Dataset content:

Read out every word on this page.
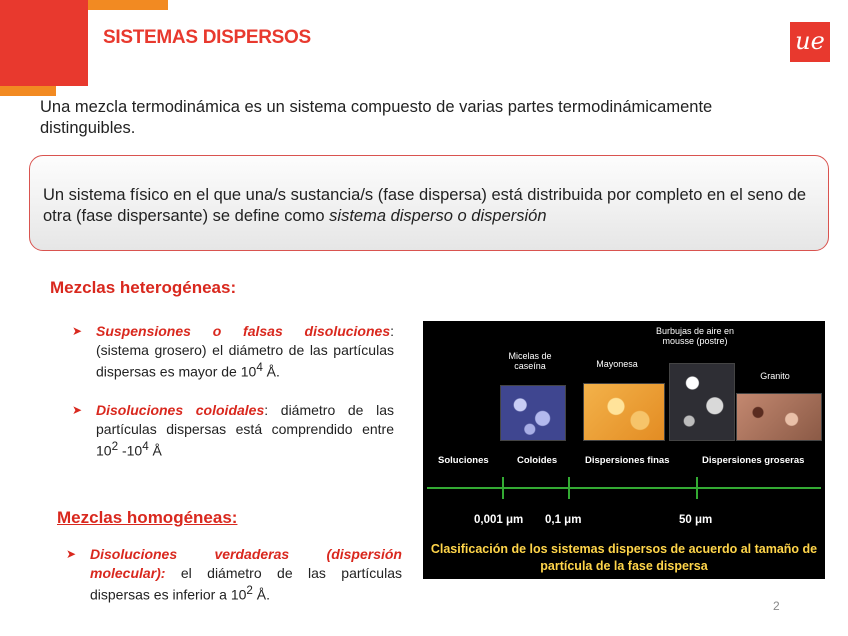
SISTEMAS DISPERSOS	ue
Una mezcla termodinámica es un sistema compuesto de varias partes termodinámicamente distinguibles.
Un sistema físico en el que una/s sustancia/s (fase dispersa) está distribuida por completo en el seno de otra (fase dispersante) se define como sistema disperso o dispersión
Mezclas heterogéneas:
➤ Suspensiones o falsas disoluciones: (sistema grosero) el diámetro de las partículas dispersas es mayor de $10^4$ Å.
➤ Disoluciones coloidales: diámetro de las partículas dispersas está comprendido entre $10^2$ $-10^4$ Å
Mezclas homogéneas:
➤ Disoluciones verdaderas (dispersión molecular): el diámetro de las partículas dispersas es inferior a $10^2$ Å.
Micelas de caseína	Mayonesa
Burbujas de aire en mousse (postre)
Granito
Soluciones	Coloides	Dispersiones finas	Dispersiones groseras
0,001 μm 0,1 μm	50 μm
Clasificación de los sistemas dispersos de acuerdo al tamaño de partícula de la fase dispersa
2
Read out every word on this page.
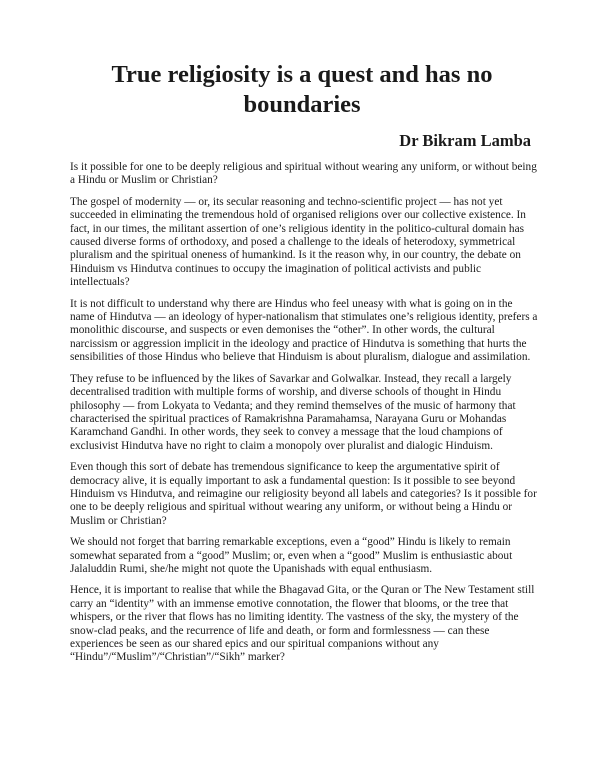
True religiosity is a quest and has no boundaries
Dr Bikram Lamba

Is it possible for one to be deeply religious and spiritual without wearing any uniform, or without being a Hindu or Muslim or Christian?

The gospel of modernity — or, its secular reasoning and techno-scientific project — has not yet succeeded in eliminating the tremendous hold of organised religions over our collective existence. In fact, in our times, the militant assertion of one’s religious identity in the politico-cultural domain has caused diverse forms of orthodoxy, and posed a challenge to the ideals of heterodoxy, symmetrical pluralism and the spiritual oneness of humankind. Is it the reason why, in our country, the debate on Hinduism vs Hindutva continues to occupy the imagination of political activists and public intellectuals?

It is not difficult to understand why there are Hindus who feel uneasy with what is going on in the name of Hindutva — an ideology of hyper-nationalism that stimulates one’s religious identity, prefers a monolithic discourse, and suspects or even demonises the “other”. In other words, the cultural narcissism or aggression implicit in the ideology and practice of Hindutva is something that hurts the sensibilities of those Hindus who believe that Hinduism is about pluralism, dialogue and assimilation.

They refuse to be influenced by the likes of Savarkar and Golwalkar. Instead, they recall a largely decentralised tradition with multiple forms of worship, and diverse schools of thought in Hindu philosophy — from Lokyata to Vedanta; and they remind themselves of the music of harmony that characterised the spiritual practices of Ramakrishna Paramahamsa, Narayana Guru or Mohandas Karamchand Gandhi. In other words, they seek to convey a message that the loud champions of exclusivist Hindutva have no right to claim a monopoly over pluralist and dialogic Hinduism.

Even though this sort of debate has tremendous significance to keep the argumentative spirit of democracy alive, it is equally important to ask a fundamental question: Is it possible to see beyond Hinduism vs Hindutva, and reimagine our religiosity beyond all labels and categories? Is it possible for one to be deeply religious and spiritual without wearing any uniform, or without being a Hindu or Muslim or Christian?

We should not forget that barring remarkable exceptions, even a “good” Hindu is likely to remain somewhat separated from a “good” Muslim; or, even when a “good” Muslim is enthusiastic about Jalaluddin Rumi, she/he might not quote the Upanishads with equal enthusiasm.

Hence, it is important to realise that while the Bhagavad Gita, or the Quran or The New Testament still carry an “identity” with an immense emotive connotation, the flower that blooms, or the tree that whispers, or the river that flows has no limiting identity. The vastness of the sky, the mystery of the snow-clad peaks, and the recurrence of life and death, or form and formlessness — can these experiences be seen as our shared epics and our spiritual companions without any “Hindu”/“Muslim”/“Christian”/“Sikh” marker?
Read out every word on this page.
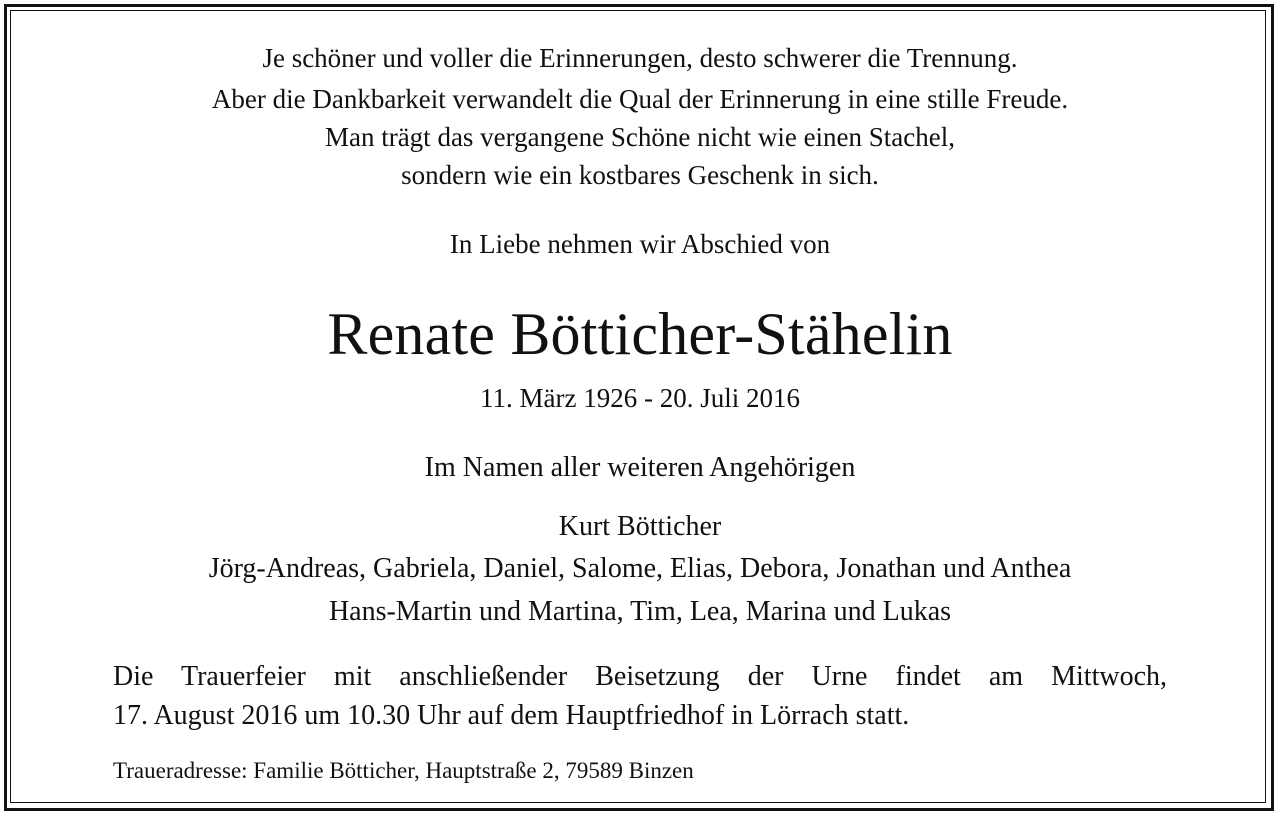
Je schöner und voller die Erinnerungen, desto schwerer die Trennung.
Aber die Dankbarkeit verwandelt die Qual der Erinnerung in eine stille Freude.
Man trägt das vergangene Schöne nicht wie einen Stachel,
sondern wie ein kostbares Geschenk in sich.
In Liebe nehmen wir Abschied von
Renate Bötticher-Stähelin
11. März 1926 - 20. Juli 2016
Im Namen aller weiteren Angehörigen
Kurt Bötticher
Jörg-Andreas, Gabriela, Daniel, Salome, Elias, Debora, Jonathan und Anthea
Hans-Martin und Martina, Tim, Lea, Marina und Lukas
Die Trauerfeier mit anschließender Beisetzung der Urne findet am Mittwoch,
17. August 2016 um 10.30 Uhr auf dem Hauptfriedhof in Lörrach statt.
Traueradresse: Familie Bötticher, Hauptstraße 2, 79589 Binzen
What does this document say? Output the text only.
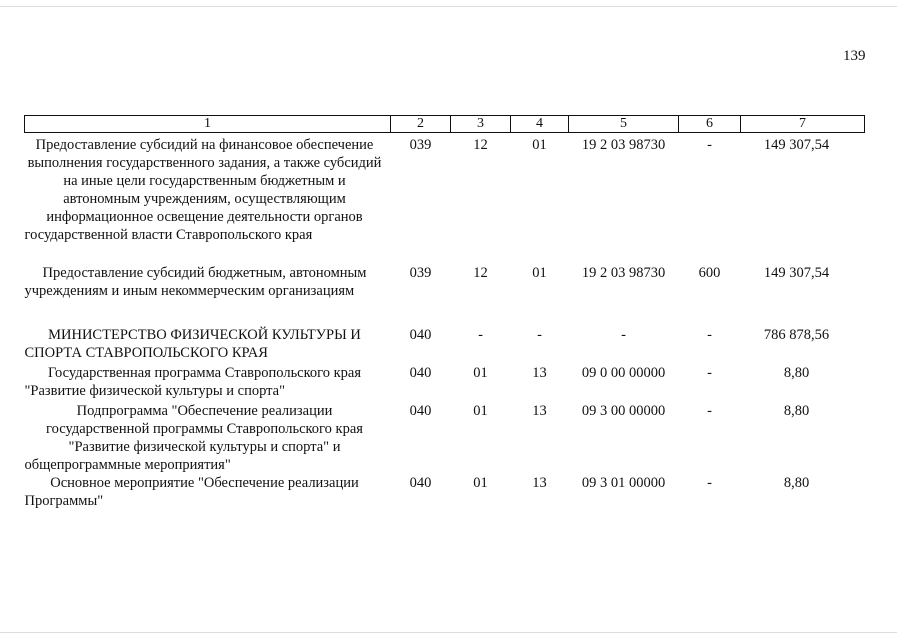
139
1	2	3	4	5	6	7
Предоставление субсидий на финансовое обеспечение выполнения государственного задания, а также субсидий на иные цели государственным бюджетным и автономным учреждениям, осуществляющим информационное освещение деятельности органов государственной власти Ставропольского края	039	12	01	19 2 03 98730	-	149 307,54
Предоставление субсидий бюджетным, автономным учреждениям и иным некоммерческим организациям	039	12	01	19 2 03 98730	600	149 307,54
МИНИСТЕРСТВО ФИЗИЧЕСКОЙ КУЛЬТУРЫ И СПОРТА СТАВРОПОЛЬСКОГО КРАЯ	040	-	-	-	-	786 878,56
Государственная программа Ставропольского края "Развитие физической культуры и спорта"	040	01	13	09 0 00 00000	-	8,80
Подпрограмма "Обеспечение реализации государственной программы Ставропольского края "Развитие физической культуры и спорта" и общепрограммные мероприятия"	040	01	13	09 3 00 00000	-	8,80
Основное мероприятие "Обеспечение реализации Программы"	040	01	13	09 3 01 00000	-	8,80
* * *
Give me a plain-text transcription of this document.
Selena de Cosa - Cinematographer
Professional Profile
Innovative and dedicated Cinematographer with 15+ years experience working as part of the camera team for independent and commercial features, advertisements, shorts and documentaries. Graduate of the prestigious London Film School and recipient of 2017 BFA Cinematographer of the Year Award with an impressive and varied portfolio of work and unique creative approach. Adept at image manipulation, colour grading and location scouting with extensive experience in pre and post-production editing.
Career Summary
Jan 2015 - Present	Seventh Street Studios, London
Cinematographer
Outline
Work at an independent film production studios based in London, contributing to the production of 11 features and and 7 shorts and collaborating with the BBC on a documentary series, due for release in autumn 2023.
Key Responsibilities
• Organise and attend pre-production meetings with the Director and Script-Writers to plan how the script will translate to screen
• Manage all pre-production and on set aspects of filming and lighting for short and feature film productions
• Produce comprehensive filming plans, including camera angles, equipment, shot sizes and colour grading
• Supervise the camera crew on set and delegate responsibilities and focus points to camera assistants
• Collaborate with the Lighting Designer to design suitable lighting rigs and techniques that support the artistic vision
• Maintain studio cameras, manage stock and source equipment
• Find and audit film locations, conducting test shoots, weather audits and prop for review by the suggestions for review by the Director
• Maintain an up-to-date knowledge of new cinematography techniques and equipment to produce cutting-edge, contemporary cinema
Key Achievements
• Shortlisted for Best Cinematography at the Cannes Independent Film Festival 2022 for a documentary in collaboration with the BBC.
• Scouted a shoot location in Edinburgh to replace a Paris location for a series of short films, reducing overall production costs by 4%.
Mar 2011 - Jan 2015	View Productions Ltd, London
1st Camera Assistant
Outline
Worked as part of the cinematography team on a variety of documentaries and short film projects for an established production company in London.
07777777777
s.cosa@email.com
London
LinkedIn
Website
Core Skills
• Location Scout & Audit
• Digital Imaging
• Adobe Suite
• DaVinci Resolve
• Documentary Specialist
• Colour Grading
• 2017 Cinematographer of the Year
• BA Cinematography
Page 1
---
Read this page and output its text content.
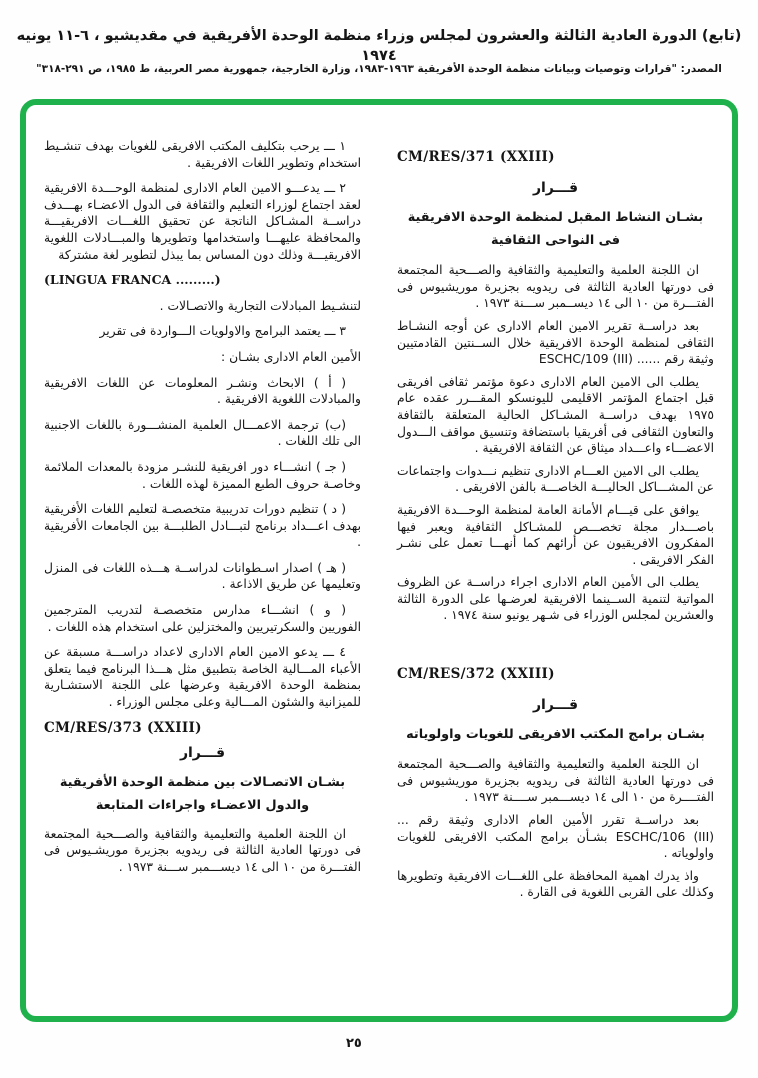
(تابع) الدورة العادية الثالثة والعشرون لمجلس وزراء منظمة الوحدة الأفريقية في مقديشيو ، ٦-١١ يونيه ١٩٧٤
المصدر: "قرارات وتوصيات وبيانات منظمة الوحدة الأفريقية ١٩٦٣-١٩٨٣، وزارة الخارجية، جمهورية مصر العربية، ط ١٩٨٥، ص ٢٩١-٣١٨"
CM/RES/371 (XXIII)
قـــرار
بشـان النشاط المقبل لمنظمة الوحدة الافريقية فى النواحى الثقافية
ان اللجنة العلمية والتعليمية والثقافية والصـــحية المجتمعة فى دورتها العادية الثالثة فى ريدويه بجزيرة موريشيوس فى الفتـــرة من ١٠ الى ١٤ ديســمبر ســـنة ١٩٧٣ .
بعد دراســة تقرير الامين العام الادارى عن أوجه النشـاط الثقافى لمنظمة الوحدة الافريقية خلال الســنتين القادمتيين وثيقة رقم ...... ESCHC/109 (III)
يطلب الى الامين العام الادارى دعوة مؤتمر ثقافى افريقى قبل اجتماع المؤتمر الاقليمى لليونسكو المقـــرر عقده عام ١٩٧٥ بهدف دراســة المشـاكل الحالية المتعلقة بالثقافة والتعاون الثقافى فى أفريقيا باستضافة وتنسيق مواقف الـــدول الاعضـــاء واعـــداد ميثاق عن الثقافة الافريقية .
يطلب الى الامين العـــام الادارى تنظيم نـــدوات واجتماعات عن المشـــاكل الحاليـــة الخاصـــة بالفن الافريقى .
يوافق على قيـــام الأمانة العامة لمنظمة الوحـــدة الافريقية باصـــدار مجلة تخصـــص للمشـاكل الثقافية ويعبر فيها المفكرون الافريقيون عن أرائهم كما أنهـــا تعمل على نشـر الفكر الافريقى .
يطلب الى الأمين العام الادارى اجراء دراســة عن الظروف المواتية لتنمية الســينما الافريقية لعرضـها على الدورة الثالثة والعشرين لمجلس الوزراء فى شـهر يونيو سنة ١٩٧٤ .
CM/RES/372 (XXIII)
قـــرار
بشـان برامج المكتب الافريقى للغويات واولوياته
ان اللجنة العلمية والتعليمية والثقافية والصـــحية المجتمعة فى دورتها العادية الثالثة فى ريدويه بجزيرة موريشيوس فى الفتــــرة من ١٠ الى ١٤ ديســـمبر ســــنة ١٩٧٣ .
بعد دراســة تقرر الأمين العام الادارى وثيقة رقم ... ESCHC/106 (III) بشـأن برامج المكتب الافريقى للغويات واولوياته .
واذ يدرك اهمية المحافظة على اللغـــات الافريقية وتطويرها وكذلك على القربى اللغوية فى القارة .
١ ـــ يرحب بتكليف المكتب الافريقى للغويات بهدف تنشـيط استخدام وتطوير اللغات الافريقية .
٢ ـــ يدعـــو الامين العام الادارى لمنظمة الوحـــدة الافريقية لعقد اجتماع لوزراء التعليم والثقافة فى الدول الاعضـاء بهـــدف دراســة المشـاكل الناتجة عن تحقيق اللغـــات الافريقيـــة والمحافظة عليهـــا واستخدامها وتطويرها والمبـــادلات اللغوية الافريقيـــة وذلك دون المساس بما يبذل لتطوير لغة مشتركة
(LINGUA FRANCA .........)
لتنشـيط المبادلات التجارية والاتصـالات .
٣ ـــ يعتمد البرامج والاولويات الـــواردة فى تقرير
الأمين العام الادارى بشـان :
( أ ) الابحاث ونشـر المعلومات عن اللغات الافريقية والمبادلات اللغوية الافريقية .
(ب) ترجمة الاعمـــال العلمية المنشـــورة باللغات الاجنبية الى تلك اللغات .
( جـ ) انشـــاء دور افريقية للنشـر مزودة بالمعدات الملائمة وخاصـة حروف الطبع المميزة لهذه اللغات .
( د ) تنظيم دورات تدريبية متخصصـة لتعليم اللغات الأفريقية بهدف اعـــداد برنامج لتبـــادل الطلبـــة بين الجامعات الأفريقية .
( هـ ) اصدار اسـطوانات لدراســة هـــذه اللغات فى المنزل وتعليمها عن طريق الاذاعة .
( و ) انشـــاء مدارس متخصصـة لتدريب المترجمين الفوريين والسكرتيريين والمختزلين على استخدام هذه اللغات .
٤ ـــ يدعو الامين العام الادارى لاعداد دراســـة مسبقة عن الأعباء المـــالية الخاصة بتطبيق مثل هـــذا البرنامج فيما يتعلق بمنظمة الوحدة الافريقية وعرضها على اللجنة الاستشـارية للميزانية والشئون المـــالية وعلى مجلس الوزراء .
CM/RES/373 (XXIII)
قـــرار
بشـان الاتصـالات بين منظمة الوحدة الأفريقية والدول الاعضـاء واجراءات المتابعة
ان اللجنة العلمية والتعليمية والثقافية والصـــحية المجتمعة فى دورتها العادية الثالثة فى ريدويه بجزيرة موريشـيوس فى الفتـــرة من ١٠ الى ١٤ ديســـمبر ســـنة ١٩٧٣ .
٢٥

What needs to be done:
Filter for "موريشيوس". Return all lines that hold it.

Task solution:
ان اللجنة العلمية والتعليمية والثقافية والصـــحية المجتمعة فى دورتها العادية الثالثة فى ريدويه بجزيرة موريشيوس فى الفتـــرة من ١٠ الى ١٤ ديســمبر ســـنة ١٩٧٣ .
ان اللجنة العلمية والتعليمية والثقافية والصـــحية المجتمعة فى دورتها العادية الثالثة فى ريدويه بجزيرة موريشيوس فى الفتــــرة من ١٠ الى ١٤ ديســـمبر ســــنة ١٩٧٣ .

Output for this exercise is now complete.